## Short exercise
Count every line that holds the string "title", then give that number alone.

+++++

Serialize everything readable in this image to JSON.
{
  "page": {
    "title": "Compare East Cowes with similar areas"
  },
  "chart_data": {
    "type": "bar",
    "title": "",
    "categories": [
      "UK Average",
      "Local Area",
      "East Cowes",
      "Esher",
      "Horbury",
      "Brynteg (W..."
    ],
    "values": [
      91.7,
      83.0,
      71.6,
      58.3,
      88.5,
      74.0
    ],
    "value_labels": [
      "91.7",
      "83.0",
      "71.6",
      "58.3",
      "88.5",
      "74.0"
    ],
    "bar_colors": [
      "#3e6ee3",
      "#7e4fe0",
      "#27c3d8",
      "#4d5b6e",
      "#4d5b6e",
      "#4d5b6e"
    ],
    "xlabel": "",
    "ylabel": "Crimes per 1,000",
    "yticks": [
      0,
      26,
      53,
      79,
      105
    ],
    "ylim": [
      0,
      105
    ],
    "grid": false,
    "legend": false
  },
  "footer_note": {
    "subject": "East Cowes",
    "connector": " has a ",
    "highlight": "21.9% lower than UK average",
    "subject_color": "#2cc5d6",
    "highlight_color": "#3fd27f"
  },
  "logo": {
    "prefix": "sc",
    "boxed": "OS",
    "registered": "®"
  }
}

+++++

## Correct output
2